Given instruction →
Without omitting anything, retype the data that follows.

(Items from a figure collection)
* Begin *
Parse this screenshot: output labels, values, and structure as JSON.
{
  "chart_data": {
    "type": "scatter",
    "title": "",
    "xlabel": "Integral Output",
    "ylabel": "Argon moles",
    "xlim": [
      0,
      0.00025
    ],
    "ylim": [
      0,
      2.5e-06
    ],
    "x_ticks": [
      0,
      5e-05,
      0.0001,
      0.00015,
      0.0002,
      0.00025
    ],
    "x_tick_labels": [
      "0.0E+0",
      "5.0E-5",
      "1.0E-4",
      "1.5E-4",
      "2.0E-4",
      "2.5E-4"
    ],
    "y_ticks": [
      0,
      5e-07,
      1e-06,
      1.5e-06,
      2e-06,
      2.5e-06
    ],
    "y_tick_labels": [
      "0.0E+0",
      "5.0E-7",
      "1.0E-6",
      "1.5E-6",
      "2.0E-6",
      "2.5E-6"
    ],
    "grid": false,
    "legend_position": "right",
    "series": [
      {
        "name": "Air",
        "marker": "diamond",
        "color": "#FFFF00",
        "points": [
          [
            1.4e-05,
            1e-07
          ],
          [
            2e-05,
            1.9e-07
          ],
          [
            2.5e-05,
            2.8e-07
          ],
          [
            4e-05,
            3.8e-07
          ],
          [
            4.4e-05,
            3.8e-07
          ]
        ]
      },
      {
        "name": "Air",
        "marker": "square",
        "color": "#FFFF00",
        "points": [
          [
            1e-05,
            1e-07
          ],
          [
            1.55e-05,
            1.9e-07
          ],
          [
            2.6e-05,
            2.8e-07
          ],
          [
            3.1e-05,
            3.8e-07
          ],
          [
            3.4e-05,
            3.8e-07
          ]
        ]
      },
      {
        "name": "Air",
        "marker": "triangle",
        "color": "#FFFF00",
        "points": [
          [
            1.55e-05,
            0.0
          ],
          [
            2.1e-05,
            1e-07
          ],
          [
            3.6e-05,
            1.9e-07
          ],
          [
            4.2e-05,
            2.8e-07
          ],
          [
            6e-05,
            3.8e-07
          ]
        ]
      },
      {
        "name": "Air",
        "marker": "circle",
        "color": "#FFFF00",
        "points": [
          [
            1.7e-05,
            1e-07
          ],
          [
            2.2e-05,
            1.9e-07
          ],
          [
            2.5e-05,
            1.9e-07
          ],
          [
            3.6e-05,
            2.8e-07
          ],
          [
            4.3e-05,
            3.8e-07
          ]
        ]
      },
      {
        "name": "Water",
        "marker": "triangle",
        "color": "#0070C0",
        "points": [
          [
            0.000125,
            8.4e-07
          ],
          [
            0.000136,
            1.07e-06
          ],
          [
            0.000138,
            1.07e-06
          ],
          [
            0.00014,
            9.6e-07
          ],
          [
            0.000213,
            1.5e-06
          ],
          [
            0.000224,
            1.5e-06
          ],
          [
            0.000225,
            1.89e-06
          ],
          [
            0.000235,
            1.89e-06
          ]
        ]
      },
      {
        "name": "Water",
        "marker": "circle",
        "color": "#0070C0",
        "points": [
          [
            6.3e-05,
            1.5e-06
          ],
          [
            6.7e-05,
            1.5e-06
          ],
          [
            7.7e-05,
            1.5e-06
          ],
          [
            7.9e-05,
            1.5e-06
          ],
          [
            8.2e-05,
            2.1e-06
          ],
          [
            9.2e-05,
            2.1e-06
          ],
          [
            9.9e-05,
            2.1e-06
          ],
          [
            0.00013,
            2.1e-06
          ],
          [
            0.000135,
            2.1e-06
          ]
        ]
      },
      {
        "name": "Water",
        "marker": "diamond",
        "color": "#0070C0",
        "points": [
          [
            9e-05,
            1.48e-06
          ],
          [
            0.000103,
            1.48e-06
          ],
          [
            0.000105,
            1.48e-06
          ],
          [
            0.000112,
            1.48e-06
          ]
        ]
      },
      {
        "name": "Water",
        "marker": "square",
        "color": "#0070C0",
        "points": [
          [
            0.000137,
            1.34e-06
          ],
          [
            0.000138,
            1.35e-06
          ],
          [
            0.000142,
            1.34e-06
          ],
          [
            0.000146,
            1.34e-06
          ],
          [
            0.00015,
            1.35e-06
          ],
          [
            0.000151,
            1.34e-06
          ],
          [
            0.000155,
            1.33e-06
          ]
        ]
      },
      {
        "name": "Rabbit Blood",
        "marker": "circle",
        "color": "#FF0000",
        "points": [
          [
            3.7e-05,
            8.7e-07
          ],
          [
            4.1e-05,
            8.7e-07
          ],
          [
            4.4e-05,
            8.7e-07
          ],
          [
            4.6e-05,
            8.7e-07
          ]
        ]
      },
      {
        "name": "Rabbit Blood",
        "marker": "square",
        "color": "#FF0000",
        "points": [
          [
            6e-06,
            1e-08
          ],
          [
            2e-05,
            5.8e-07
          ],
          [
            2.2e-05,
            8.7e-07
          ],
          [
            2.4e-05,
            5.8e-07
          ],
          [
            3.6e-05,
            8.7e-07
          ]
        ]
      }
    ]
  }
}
* End *
Problem solution →
Parse this screenshot: output labels, values, and structure as JSON.
{
  "chart_data": {
    "type": "scatter",
    "title": "",
    "xlabel": "Integral Output",
    "ylabel": "Argon moles",
    "xlim": [
      0,
      0.00025
    ],
    "ylim": [
      0,
      2.5e-06
    ],
    "x_ticks": [
      0,
      5e-05,
      0.0001,
      0.00015,
      0.0002,
      0.00025
    ],
    "x_tick_labels": [
      "0.0E+0",
      "5.0E-5",
      "1.0E-4",
      "1.5E-4",
      "2.0E-4",
      "2.5E-4"
    ],
    "y_ticks": [
      0,
      5e-07,
      1e-06,
      1.5e-06,
      2e-06,
      2.5e-06
    ],
    "y_tick_labels": [
      "0.0E+0",
      "5.0E-7",
      "1.0E-6",
      "1.5E-6",
      "2.0E-6",
      "2.5E-6"
    ],
    "grid": false,
    "legend_position": "right",
    "series": [
      {
        "name": "Air",
        "marker": "diamond",
        "color": "#FFFF00",
        "points": [
          [
            1.4e-05,
            1e-07
          ],
          [
            2e-05,
            1.9e-07
          ],
          [
            2.5e-05,
            2.8e-07
          ],
          [
            4e-05,
            3.8e-07
          ],
          [
            4.4e-05,
            3.8e-07
          ]
        ]
      },
      {
        "name": "Air",
        "marker": "square",
        "color": "#FFFF00",
        "points": [
          [
            1e-05,
            1e-07
          ],
          [
            1.55e-05,
            1.9e-07
          ],
          [
            2.6e-05,
            2.8e-07
          ],
          [
            3.1e-05,
            3.8e-07
          ],
          [
            3.4e-05,
            3.8e-07
          ]
        ]
      },
      {
        "name": "Air",
        "marker": "triangle",
        "color": "#FFFF00",
        "points": [
          [
            1.55e-05,
            0.0
          ],
          [
            2.1e-05,
            1e-07
          ],
          [
            3.6e-05,
            1.9e-07
          ],
          [
            4.2e-05,
            2.8e-07
          ],
          [
            6e-05,
            3.8e-07
          ]
        ]
      },
      {
        "name": "Air",
        "marker": "circle",
        "color": "#FFFF00",
        "points": [
          [
            1.7e-05,
            1e-07
          ],
          [
            2.2e-05,
            1.9e-07
          ],
          [
            2.5e-05,
            1.9e-07
          ],
          [
            3.6e-05,
            2.8e-07
          ],
          [
            4.3e-05,
            3.8e-07
          ]
        ]
      },
      {
        "name": "Water",
        "marker": "triangle",
        "color": "#0070C0",
        "points": [
          [
            0.000125,
            8.4e-07
          ],
          [
            0.000136,
            1.07e-06
          ],
          [
            0.000138,
            1.07e-06
          ],
          [
            0.00014,
            9.6e-07
          ],
          [
            0.000213,
            1.5e-06
          ],
          [
            0.000224,
            1.5e-06
          ],
          [
            0.000225,
            1.89e-06
          ],
          [
            0.000235,
            1.89e-06
          ]
        ]
      },
      {
        "name": "Water",
        "marker": "circle",
        "color": "#0070C0",
        "points": [
          [
            6.3e-05,
            1.5e-06
          ],
          [
            6.7e-05,
            1.5e-06
          ],
          [
            7.7e-05,
            1.5e-06
          ],
          [
            7.9e-05,
            1.5e-06
          ],
          [
            8.2e-05,
            2.1e-06
          ],
          [
            9.2e-05,
            2.1e-06
          ],
          [
            9.9e-05,
            2.1e-06
          ],
          [
            0.00013,
            2.1e-06
          ],
          [
            0.000135,
            2.1e-06
          ]
        ]
      },
      {
        "name": "Water",
        "marker": "diamond",
        "color": "#0070C0",
        "points": [
          [
            9e-05,
            1.48e-06
          ],
          [
            0.000103,
            1.48e-06
          ],
          [
            0.000105,
            1.48e-06
          ],
          [
            0.000112,
            1.48e-06
          ]
        ]
      },
      {
        "name": "Water",
        "marker": "square",
        "color": "#0070C0",
        "points": [
          [
            0.000137,
            1.34e-06
          ],
          [
            0.000138,
            1.35e-06
          ],
          [
            0.000142,
            1.34e-06
          ],
          [
            0.000146,
            1.34e-06
          ],
          [
            0.00015,
            1.35e-06
          ],
          [
            0.000151,
            1.34e-06
          ],
          [
            0.000155,
            1.33e-06
          ]
        ]
      },
      {
        "name": "Rabbit Blood",
        "marker": "circle",
        "color": "#FF0000",
        "points": [
          [
            3.7e-05,
            8.7e-07
          ],
          [
            4.1e-05,
            8.7e-07
          ],
          [
            4.4e-05,
            8.7e-07
          ],
          [
            4.6e-05,
            8.7e-07
          ]
        ]
      },
      {
        "name": "Rabbit Blood",
        "marker": "square",
        "color": "#FF0000",
        "points": [
          [
            6e-06,
            1e-08
          ],
          [
            2e-05,
            5.8e-07
          ],
          [
            2.2e-05,
            8.7e-07
          ],
          [
            2.4e-05,
            5.8e-07
          ],
          [
            3.6e-05,
            8.7e-07
          ]
        ]
      }
    ]
  }
}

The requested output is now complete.